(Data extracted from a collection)

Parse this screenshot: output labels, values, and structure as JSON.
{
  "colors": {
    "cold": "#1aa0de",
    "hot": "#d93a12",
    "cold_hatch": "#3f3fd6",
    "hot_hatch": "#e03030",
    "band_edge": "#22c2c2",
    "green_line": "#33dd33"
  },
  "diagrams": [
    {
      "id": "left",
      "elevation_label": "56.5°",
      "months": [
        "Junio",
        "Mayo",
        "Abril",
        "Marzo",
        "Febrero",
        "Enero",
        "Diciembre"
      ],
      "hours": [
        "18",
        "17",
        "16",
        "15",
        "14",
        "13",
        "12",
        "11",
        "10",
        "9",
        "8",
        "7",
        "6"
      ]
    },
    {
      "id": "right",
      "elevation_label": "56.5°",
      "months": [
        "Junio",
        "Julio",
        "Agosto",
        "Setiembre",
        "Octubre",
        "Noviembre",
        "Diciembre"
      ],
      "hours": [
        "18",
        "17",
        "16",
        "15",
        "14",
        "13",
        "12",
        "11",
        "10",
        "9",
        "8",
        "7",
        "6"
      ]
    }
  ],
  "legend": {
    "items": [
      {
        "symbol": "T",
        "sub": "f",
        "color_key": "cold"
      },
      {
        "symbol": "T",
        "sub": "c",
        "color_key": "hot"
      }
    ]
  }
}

§ What is required
Repeat the data verbatim.

§ Response
Parse this screenshot: output labels, values, and structure as JSON.
{
  "colors": {
    "cold": "#1aa0de",
    "hot": "#d93a12",
    "cold_hatch": "#3f3fd6",
    "hot_hatch": "#e03030",
    "band_edge": "#22c2c2",
    "green_line": "#33dd33"
  },
  "diagrams": [
    {
      "id": "left",
      "elevation_label": "56.5°",
      "months": [
        "Junio",
        "Mayo",
        "Abril",
        "Marzo",
        "Febrero",
        "Enero",
        "Diciembre"
      ],
      "hours": [
        "18",
        "17",
        "16",
        "15",
        "14",
        "13",
        "12",
        "11",
        "10",
        "9",
        "8",
        "7",
        "6"
      ]
    },
    {
      "id": "right",
      "elevation_label": "56.5°",
      "months": [
        "Junio",
        "Julio",
        "Agosto",
        "Setiembre",
        "Octubre",
        "Noviembre",
        "Diciembre"
      ],
      "hours": [
        "18",
        "17",
        "16",
        "15",
        "14",
        "13",
        "12",
        "11",
        "10",
        "9",
        "8",
        "7",
        "6"
      ]
    }
  ],
  "legend": {
    "items": [
      {
        "symbol": "T",
        "sub": "f",
        "color_key": "cold"
      },
      {
        "symbol": "T",
        "sub": "c",
        "color_key": "hot"
      }
    ]
  }
}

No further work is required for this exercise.